→ The data

•••••

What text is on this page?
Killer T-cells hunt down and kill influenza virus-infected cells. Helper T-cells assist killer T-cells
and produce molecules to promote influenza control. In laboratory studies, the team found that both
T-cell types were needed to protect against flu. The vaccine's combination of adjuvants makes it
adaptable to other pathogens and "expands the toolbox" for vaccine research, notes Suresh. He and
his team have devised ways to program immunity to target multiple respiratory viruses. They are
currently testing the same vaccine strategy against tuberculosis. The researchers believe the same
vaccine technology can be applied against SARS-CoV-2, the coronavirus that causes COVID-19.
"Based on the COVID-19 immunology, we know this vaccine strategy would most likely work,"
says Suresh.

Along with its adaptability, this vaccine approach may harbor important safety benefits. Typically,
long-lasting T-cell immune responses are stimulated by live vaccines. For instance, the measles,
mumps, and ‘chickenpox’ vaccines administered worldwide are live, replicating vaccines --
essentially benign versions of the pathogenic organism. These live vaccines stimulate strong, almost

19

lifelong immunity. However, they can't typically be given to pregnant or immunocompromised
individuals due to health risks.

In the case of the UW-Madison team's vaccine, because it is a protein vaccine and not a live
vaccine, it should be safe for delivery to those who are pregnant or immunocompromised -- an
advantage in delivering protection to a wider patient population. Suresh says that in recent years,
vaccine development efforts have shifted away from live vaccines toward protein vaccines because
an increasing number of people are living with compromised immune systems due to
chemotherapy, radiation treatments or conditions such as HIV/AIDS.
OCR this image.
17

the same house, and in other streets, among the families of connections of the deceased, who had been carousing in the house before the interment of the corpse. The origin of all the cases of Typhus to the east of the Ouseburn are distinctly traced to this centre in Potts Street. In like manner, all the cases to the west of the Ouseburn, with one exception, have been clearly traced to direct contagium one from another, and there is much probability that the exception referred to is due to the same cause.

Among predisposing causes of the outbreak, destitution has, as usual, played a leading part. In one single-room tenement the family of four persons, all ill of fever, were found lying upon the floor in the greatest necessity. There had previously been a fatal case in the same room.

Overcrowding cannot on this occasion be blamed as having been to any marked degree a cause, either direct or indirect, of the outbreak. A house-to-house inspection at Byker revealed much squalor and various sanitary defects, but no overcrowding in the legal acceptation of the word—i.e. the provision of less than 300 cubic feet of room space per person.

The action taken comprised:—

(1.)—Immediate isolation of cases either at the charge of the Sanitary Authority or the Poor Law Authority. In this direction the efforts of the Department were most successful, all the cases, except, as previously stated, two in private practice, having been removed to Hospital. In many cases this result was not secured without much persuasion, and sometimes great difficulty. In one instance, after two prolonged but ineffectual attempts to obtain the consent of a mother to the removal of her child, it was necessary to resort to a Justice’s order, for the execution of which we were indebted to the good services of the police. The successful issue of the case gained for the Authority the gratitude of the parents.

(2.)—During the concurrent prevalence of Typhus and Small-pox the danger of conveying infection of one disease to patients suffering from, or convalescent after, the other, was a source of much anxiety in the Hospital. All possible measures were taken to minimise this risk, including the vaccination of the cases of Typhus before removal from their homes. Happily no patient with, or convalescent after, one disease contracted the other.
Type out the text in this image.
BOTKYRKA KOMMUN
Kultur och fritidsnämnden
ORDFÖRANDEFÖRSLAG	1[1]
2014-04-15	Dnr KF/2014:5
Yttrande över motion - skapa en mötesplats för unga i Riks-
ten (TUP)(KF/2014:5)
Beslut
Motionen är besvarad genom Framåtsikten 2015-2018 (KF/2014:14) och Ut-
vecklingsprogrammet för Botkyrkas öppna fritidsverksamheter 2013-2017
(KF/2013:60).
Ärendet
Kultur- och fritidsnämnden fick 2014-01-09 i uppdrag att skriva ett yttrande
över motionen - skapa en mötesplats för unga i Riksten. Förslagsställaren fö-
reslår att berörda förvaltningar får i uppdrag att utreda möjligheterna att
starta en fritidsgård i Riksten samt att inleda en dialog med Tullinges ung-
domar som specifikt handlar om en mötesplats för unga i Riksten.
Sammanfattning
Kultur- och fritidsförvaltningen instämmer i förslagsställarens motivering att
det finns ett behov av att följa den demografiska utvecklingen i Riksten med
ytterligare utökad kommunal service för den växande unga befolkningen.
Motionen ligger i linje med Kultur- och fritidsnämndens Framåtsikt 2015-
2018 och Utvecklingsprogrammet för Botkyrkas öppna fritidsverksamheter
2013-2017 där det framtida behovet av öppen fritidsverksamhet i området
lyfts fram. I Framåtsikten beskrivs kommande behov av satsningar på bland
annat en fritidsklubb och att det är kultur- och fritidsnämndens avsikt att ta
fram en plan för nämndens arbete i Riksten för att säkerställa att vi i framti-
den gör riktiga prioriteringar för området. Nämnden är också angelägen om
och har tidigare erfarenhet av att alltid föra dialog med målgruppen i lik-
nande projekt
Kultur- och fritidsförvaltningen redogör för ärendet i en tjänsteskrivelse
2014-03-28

•••••

→ Work to be completed
A complete answer gives every line of the data that includes "team".

→ Written response
and produce molecules to promote influenza control. In laboratory studies, the team found that both
his team have devised ways to program immunity to target multiple respiratory viruses. They are
In the case of the UW-Madison team's vaccine, because it is a protein vaccine and not a live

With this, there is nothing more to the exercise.